DIRECTIONS FOR THIS TASK
Go through the material below and copy all lines with "Fosses".

RECORDS SUPPLIED
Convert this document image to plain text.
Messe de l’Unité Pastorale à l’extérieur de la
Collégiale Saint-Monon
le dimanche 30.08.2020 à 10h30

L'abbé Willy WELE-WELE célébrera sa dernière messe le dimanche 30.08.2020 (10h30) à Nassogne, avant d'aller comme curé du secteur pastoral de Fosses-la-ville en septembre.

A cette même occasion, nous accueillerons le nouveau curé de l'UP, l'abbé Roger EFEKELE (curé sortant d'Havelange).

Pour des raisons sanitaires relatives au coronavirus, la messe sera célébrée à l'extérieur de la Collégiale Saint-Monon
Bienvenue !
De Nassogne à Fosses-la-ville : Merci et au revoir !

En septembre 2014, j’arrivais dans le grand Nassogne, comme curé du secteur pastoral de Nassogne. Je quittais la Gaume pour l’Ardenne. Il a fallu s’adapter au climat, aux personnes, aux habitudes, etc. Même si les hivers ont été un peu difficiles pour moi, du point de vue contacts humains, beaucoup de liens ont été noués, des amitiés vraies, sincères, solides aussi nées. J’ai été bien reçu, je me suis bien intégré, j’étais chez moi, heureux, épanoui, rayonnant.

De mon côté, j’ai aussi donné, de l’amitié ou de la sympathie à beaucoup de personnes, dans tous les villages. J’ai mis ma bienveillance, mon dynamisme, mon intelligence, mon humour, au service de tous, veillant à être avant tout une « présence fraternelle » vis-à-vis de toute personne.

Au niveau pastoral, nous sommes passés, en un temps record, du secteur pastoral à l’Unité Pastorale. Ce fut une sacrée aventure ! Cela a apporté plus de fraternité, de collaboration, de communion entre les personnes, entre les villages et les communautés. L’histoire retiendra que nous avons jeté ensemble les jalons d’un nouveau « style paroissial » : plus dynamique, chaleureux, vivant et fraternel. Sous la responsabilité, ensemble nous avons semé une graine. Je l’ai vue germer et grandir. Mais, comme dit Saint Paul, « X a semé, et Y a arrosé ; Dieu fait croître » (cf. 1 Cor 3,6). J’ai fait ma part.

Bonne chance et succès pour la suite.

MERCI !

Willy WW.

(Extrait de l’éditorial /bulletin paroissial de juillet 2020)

RESULT OF THIS EXERCISE
L'abbé Willy WELE-WELE célébrera sa dernière messe le dimanche 30.08.2020 (10h30) à Nassogne, avant d'aller comme curé du secteur pastoral de Fosses-la-ville en septembre.
De Nassogne à Fosses-la-ville : Merci et au revoir !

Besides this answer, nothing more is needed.